**Input material**
______________________________
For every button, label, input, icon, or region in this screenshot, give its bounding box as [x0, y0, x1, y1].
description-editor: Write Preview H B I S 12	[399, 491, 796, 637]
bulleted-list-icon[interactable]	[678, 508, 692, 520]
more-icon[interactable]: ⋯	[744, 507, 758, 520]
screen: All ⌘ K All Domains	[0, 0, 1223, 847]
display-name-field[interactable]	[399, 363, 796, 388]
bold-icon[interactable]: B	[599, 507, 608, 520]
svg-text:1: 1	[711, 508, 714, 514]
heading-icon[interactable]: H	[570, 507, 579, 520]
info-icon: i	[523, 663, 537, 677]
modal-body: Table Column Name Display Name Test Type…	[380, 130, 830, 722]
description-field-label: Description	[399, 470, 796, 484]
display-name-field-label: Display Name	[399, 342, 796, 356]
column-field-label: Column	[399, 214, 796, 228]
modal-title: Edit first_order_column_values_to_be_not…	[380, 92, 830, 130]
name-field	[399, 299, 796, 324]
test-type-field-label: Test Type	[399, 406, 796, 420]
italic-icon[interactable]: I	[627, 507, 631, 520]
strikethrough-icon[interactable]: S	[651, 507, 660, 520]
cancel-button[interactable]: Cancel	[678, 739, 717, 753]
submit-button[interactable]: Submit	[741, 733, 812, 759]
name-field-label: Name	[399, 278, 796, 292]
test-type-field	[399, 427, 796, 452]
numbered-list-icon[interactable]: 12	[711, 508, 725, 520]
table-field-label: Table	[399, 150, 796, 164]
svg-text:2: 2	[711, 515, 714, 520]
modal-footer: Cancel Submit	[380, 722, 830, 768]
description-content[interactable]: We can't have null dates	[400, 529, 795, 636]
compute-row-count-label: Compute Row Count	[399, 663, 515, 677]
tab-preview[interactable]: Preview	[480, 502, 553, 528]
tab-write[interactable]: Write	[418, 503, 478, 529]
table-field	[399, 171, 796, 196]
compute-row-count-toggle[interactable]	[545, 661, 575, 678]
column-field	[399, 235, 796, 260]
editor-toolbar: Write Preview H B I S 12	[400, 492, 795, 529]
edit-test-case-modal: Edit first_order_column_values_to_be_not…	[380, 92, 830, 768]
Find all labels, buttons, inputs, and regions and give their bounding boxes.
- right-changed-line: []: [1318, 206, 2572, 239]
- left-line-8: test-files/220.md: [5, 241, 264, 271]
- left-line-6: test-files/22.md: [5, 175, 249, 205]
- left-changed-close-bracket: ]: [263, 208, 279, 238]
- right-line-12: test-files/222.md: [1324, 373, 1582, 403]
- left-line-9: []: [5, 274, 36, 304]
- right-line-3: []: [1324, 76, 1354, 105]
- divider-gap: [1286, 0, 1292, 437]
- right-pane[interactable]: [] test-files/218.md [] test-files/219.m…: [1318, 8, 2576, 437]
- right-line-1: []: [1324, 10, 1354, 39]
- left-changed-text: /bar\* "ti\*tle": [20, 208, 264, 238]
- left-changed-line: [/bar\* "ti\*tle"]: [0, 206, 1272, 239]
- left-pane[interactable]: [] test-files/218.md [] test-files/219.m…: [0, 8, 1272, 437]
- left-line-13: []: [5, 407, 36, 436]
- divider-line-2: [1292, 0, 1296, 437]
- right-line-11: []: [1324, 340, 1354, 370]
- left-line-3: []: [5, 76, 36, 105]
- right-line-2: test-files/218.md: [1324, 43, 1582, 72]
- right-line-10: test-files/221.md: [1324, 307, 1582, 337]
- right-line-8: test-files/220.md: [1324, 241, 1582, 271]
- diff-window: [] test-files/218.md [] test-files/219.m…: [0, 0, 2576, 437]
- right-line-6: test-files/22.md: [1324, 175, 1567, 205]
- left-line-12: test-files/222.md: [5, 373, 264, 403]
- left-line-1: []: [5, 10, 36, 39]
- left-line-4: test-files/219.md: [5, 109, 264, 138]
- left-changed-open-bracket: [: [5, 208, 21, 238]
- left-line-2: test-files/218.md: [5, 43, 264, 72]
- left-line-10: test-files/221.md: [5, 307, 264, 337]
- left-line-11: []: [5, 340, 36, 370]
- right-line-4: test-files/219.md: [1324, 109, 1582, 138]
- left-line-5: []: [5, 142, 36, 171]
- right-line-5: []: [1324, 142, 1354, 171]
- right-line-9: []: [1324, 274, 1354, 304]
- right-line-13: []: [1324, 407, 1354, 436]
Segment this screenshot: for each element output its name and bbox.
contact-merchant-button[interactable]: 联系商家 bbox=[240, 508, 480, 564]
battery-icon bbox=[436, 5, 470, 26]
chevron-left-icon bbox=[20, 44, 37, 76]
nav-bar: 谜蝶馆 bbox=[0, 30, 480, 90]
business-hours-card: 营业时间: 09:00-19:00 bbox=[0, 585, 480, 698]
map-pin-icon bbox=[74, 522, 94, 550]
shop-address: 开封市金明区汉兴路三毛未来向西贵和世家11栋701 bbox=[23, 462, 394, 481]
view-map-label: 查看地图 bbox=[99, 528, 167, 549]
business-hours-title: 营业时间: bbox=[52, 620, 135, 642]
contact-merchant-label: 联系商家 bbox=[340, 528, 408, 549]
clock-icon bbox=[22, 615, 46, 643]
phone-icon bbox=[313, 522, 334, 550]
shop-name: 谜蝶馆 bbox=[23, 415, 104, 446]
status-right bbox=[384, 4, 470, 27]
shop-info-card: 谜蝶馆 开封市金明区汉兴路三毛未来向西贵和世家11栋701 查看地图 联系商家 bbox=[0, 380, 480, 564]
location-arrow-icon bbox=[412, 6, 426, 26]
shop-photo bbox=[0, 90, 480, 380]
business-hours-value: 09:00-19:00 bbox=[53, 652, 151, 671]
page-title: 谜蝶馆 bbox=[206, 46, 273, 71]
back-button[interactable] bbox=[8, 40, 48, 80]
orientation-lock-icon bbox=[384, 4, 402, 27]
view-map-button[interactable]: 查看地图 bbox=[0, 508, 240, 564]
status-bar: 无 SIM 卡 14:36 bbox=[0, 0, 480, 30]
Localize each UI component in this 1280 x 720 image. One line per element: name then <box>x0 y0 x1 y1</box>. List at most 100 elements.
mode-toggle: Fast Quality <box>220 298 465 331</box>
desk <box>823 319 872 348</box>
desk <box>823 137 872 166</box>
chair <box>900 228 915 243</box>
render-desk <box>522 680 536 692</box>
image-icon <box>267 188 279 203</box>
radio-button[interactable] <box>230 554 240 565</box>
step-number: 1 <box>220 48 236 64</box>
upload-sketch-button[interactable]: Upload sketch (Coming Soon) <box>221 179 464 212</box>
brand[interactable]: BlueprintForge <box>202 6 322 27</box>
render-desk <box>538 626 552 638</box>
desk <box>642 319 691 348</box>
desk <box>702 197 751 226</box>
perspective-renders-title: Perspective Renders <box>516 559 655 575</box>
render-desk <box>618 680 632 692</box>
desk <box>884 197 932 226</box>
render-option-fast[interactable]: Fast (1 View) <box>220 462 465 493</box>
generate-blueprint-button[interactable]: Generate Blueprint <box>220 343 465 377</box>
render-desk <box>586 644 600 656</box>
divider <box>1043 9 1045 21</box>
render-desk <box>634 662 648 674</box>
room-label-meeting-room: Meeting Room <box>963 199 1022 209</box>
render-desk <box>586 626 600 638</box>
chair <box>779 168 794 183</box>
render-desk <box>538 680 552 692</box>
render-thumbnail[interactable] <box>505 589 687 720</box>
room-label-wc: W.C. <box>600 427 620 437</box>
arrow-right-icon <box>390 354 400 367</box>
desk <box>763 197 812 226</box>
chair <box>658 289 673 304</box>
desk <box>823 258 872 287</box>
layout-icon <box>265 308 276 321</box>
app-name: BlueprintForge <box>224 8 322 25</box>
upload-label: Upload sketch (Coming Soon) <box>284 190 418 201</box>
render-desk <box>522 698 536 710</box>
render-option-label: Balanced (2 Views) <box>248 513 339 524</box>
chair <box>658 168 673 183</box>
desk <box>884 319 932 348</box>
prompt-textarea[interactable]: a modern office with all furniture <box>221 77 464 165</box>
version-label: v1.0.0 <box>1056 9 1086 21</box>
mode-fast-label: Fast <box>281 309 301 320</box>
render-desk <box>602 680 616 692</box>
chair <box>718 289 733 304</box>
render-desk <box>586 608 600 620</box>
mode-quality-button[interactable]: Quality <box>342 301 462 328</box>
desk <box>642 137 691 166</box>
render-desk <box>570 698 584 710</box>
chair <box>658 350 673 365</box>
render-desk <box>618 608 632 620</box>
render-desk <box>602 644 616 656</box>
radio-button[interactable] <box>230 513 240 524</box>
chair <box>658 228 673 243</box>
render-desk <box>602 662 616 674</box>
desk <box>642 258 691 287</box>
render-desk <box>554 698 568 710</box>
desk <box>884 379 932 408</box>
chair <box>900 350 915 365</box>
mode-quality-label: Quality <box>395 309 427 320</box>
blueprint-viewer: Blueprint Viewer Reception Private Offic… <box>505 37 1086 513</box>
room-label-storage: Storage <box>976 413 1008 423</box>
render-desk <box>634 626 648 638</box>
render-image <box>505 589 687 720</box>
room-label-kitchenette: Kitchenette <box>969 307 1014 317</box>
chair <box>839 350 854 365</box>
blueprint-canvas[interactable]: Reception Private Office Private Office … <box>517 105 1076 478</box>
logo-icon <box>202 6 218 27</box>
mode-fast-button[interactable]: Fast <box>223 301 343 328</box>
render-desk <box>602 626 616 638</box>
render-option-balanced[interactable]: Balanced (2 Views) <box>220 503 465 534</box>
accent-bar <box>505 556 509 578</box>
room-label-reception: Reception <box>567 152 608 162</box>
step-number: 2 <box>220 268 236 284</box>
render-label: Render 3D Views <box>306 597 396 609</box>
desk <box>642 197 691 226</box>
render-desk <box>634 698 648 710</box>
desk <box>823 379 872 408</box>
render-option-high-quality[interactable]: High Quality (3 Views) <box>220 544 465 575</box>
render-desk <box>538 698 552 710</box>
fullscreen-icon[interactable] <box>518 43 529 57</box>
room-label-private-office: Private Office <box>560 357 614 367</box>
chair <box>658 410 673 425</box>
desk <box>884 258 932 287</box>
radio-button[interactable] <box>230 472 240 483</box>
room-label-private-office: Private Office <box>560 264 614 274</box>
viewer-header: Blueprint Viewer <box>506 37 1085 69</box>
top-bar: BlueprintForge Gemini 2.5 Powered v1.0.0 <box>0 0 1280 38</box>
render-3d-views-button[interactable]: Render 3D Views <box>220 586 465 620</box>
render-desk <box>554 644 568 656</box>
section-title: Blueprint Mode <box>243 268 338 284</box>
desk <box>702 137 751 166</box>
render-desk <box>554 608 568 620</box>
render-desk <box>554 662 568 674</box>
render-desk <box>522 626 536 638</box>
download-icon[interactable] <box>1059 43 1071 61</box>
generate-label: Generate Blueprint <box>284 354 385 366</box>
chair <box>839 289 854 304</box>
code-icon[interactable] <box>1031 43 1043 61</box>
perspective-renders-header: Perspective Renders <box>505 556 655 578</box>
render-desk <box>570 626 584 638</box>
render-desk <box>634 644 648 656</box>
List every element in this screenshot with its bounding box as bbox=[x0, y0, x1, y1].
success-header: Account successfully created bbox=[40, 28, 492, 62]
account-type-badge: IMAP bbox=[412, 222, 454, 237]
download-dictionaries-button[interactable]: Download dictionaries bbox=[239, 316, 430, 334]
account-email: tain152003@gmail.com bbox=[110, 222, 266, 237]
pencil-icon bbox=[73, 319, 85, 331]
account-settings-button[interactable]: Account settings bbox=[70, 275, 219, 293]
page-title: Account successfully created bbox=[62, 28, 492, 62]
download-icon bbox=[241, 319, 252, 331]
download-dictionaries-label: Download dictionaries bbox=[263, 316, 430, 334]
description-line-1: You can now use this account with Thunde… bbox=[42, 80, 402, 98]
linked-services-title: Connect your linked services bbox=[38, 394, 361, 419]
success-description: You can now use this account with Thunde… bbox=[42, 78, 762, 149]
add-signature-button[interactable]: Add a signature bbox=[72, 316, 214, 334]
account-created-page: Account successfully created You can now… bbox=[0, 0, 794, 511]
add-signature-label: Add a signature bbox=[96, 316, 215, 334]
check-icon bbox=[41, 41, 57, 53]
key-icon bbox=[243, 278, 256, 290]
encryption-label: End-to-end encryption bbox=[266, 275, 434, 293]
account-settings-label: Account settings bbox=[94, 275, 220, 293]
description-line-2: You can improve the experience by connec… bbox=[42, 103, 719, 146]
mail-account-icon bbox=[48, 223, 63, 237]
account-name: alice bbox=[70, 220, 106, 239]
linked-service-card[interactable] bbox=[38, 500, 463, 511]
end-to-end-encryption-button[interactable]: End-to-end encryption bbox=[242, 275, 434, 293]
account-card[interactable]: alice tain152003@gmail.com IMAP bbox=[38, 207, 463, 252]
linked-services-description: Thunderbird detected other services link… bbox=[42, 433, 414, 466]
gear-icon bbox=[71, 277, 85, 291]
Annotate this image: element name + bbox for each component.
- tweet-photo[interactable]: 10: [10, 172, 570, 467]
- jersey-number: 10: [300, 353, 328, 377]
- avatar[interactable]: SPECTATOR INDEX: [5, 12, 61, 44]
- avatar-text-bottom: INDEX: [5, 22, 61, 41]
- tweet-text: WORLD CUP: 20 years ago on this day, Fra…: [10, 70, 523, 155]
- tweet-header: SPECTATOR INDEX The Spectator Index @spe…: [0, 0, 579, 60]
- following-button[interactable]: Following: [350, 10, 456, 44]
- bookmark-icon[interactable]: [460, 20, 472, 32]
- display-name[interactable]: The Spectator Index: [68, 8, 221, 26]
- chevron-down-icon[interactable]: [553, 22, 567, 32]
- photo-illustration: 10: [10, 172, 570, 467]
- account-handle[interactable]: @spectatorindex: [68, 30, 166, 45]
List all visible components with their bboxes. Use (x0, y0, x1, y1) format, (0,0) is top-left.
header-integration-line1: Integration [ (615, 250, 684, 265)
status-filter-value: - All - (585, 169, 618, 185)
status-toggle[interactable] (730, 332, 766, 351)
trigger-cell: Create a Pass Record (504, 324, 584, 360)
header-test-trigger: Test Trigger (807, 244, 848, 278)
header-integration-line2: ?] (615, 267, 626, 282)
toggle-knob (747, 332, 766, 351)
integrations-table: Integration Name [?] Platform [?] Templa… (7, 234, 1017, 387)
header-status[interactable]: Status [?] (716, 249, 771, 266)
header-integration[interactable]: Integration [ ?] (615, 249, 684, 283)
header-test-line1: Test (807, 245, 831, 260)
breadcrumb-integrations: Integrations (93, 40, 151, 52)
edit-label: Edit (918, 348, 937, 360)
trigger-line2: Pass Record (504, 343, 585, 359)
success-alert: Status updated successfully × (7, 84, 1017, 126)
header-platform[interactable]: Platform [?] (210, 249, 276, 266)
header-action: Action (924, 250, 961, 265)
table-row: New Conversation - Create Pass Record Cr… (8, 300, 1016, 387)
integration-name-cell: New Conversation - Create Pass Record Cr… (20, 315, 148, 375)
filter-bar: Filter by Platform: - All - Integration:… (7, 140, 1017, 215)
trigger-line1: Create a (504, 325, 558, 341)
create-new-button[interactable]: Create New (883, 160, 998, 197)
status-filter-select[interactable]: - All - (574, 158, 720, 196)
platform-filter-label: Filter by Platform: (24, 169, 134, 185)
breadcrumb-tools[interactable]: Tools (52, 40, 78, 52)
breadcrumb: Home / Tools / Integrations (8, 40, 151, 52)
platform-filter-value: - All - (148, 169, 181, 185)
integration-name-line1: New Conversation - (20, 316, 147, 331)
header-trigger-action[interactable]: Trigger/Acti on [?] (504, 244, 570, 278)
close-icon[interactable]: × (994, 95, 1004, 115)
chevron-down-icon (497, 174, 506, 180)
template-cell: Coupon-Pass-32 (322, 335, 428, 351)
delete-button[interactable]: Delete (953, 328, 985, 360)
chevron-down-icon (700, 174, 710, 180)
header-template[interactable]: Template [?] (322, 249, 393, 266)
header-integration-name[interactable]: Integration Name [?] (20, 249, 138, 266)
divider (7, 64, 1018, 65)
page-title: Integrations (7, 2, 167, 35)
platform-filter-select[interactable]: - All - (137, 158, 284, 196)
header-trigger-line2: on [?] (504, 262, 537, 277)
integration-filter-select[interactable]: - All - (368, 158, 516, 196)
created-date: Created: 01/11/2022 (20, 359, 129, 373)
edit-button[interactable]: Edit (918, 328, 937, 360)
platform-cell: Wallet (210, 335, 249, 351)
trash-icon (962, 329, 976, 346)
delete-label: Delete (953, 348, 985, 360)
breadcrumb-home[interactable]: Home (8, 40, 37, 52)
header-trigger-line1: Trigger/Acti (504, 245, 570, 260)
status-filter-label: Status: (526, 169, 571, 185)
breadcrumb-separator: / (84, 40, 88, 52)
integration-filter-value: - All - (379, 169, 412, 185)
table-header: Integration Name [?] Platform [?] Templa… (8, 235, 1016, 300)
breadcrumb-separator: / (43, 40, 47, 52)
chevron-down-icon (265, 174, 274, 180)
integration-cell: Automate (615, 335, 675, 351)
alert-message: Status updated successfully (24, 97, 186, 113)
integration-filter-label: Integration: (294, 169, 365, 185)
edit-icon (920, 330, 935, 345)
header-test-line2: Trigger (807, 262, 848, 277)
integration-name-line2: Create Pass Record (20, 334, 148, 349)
______________________________
**Exercise requirements**
Convert everything from the start of the entries down to the line containing "- left-changed-close-bracket: ]: [263, 208, 279, 238]" into a JSON list of strings, one string per line, with blank lines left out.

**Expected output**
[
  "For every button, label, input, icon, or region in this screenshot, give its bounding box as [x0, y0, x1, y1].",
  "description-editor: Write Preview H B I S 12\t[399, 491, 796, 637]",
  "bulleted-list-icon[interactable]\t[678, 508, 692, 520]",
  "more-icon[interactable]: ⋯\t[744, 507, 758, 520]",
  "screen: All ⌘ K All Domains\t[0, 0, 1223, 847]",
  "display-name-field[interactable]\t[399, 363, 796, 388]",
  "bold-icon[interactable]: B\t[599, 507, 608, 520]",
  "svg-text:1: 1\t[711, 508, 714, 514]",
  "heading-icon[interactable]: H\t[570, 507, 579, 520]",
  "info-icon: i\t[523, 663, 537, 677]",
  "modal-body: Table Column Name Display Name Test Type…\t[380, 130, 830, 722]",
  "description-field-label: Description\t[399, 470, 796, 484]",
  "display-name-field-label: Display Name\t[399, 342, 796, 356]",
  "column-field-label: Column\t[399, 214, 796, 228]",
  "modal-title: Edit first_order_column_values_to_be_not…\t[380, 92, 830, 130]",
  "name-field\t[399, 299, 796, 324]",
  "test-type-field-label: Test Type\t[399, 406, 796, 420]",
  "italic-icon[interactable]: I\t[627, 507, 631, 520]",
  "strikethrough-icon[interactable]: S\t[651, 507, 660, 520]",
  "cancel-button[interactable]: Cancel\t[678, 739, 717, 753]",
  "submit-button[interactable]: Submit\t[741, 733, 812, 759]",
  "name-field-label: Name\t[399, 278, 796, 292]",
  "test-type-field\t[399, 427, 796, 452]",
  "numbered-list-icon[interactable]: 12\t[711, 508, 725, 520]",
  "table-field-label: Table\t[399, 150, 796, 164]",
  "svg-text:2: 2\t[711, 515, 714, 520]",
  "modal-footer: Cancel Submit\t[380, 722, 830, 768]",
  "description-content[interactable]: We can't have null dates\t[400, 529, 795, 636]",
  "compute-row-count-label: Compute Row Count\t[399, 663, 515, 677]",
  "tab-preview[interactable]: Preview\t[480, 502, 553, 528]",
  "tab-write[interactable]: Write\t[418, 503, 478, 529]",
  "table-field\t[399, 171, 796, 196]",
  "compute-row-count-toggle[interactable]\t[545, 661, 575, 678]",
  "column-field\t[399, 235, 796, 260]",
  "editor-toolbar: Write Preview H B I S 12\t[400, 492, 795, 529]",
  "edit-test-case-modal: Edit first_order_column_values_to_be_not…\t[380, 92, 830, 768]",
  "Find all labels, buttons, inputs, and regions and give their bounding boxes.",
  "- right-changed-line: []: [1318, 206, 2572, 239]",
  "- left-line-8: test-files/220.md: [5, 241, 264, 271]",
  "- left-line-6: test-files/22.md: [5, 175, 249, 205]",
  "- left-changed-close-bracket: ]: [263, 208, 279, 238]"
]